*Challenge:* Select lines where the word "title" appears.

/---

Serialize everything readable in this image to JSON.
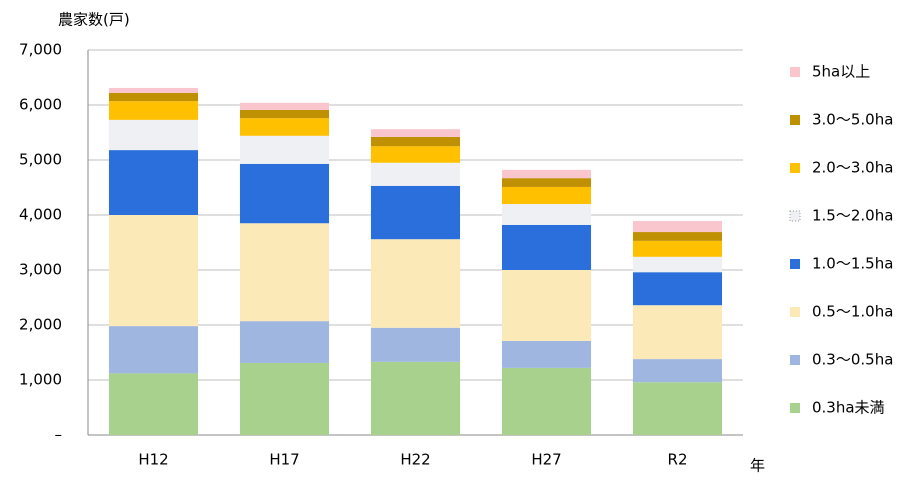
{
  "chart_data": {
    "type": "stacked_bar",
    "y_label": "農家数(戸)",
    "x_label": "年",
    "categories": [
      "H12",
      "H17",
      "H22",
      "H27",
      "R2"
    ],
    "series": [
      {
        "name": "0.3ha未満",
        "color": "#a9d18e",
        "values": [
          1120,
          1310,
          1330,
          1220,
          960
        ]
      },
      {
        "name": "0.3～0.5ha",
        "color": "#9fb6e0",
        "values": [
          860,
          760,
          620,
          490,
          420
        ]
      },
      {
        "name": "0.5～1.0ha",
        "color": "#fbe9b8",
        "values": [
          2020,
          1780,
          1610,
          1290,
          980
        ]
      },
      {
        "name": "1.0～1.5ha",
        "color": "#2a6fdb",
        "values": [
          1180,
          1080,
          970,
          820,
          600
        ]
      },
      {
        "name": "1.5～2.0ha",
        "color": "#eef0f4",
        "values": [
          550,
          510,
          420,
          380,
          280
        ]
      },
      {
        "name": "2.0～3.0ha",
        "color": "#ffc000",
        "values": [
          340,
          320,
          300,
          310,
          290
        ]
      },
      {
        "name": "3.0～5.0ha",
        "color": "#bf9000",
        "values": [
          150,
          150,
          170,
          160,
          160
        ]
      },
      {
        "name": "5ha以上",
        "color": "#f8c6cc",
        "values": [
          90,
          130,
          140,
          150,
          200
        ]
      }
    ],
    "ylim": [
      0,
      7000
    ],
    "yticks": [
      {
        "value": 0,
        "label": "–"
      },
      {
        "value": 1000,
        "label": "1,000"
      },
      {
        "value": 2000,
        "label": "2,000"
      },
      {
        "value": 3000,
        "label": "3,000"
      },
      {
        "value": 4000,
        "label": "4,000"
      },
      {
        "value": 5000,
        "label": "5,000"
      },
      {
        "value": 6000,
        "label": "6,000"
      },
      {
        "value": 7000,
        "label": "7,000"
      }
    ],
    "grid": true,
    "legend": "right"
  }
}
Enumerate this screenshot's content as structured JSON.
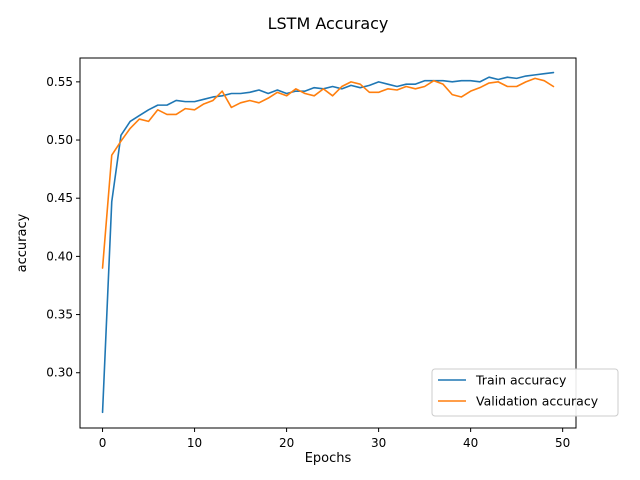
{
  "chart_data": {
    "type": "line",
    "title": "LSTM Accuracy",
    "xlabel": "Epochs",
    "ylabel": "accuracy",
    "xlim": [
      -2.45,
      51.45
    ],
    "ylim": [
      0.2525,
      0.5705
    ],
    "xticks": [
      0,
      10,
      20,
      30,
      40,
      50
    ],
    "xtick_labels": [
      "0",
      "10",
      "20",
      "30",
      "40",
      "50"
    ],
    "yticks": [
      0.3,
      0.35,
      0.4,
      0.45,
      0.5,
      0.55
    ],
    "ytick_labels": [
      "0.30",
      "0.35",
      "0.40",
      "0.45",
      "0.50",
      "0.55"
    ],
    "grid": false,
    "legend_position": "lower-right",
    "x": [
      0,
      1,
      2,
      3,
      4,
      5,
      6,
      7,
      8,
      9,
      10,
      11,
      12,
      13,
      14,
      15,
      16,
      17,
      18,
      19,
      20,
      21,
      22,
      23,
      24,
      25,
      26,
      27,
      28,
      29,
      30,
      31,
      32,
      33,
      34,
      35,
      36,
      37,
      38,
      39,
      40,
      41,
      42,
      43,
      44,
      45,
      46,
      47,
      48,
      49
    ],
    "series": [
      {
        "name": "Train accuracy",
        "color": "#1f77b4",
        "values": [
          0.266,
          0.447,
          0.504,
          0.516,
          0.521,
          0.526,
          0.53,
          0.53,
          0.534,
          0.533,
          0.533,
          0.535,
          0.537,
          0.538,
          0.54,
          0.54,
          0.541,
          0.543,
          0.54,
          0.543,
          0.54,
          0.542,
          0.542,
          0.545,
          0.544,
          0.546,
          0.544,
          0.547,
          0.545,
          0.547,
          0.55,
          0.548,
          0.546,
          0.548,
          0.548,
          0.551,
          0.551,
          0.551,
          0.55,
          0.551,
          0.551,
          0.55,
          0.554,
          0.552,
          0.554,
          0.553,
          0.555,
          0.556,
          0.557,
          0.558
        ]
      },
      {
        "name": "Validation accuracy",
        "color": "#ff7f0e",
        "values": [
          0.39,
          0.487,
          0.499,
          0.51,
          0.518,
          0.516,
          0.526,
          0.522,
          0.522,
          0.527,
          0.526,
          0.531,
          0.534,
          0.542,
          0.528,
          0.532,
          0.534,
          0.532,
          0.536,
          0.541,
          0.538,
          0.544,
          0.54,
          0.538,
          0.544,
          0.538,
          0.546,
          0.55,
          0.548,
          0.541,
          0.541,
          0.544,
          0.543,
          0.546,
          0.544,
          0.546,
          0.551,
          0.548,
          0.539,
          0.537,
          0.542,
          0.545,
          0.549,
          0.55,
          0.546,
          0.546,
          0.55,
          0.553,
          0.551,
          0.546
        ]
      }
    ]
  }
}
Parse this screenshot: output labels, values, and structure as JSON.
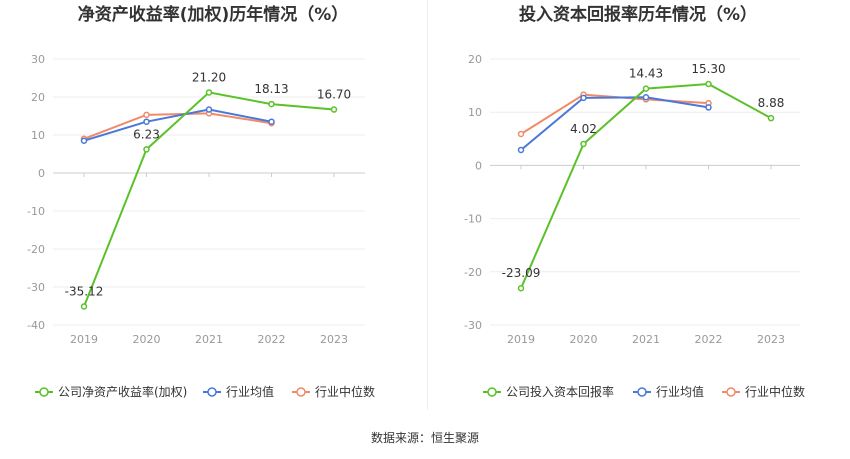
{
  "chart_data": [
    {
      "type": "line",
      "title": "净资产收益率(加权)历年情况（%）",
      "categories": [
        "2019",
        "2020",
        "2021",
        "2022",
        "2023"
      ],
      "ylim": [
        -40,
        30
      ],
      "yticks": [
        30,
        20,
        10,
        0,
        -10,
        -20,
        -30,
        -40
      ],
      "grid": true,
      "legend_position": "bottom",
      "series": [
        {
          "name": "公司净资产收益率(加权)",
          "color": "#5ac128",
          "values": [
            -35.12,
            6.23,
            21.2,
            18.13,
            16.7
          ],
          "labels": [
            "-35.12",
            "6.23",
            "21.20",
            "18.13",
            "16.70"
          ]
        },
        {
          "name": "行业均值",
          "color": "#4a78d8",
          "values": [
            8.5,
            13.5,
            16.7,
            13.5,
            null
          ]
        },
        {
          "name": "行业中位数",
          "color": "#f08a68",
          "values": [
            9.0,
            15.3,
            15.7,
            13.1,
            null
          ]
        }
      ]
    },
    {
      "type": "line",
      "title": "投入资本回报率历年情况（%）",
      "categories": [
        "2019",
        "2020",
        "2021",
        "2022",
        "2023"
      ],
      "ylim": [
        -30,
        20
      ],
      "yticks": [
        20,
        10,
        0,
        -10,
        -20,
        -30
      ],
      "grid": true,
      "legend_position": "bottom",
      "series": [
        {
          "name": "公司投入资本回报率",
          "color": "#5ac128",
          "values": [
            -23.09,
            4.02,
            14.43,
            15.3,
            8.88
          ],
          "labels": [
            "-23.09",
            "4.02",
            "14.43",
            "15.30",
            "8.88"
          ]
        },
        {
          "name": "行业均值",
          "color": "#4a78d8",
          "values": [
            2.9,
            12.7,
            12.8,
            10.9,
            null
          ]
        },
        {
          "name": "行业中位数",
          "color": "#f08a68",
          "values": [
            5.9,
            13.3,
            12.4,
            11.7,
            null
          ]
        }
      ]
    }
  ],
  "footer": {
    "source": "数据来源：恒生聚源"
  }
}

\---

*Written response:*
    "title": "LSTM Accuracy",
      "title": "净资产收益率(加权)历年情况（%）",
      "title": "投入资本回报率历年情况（%）",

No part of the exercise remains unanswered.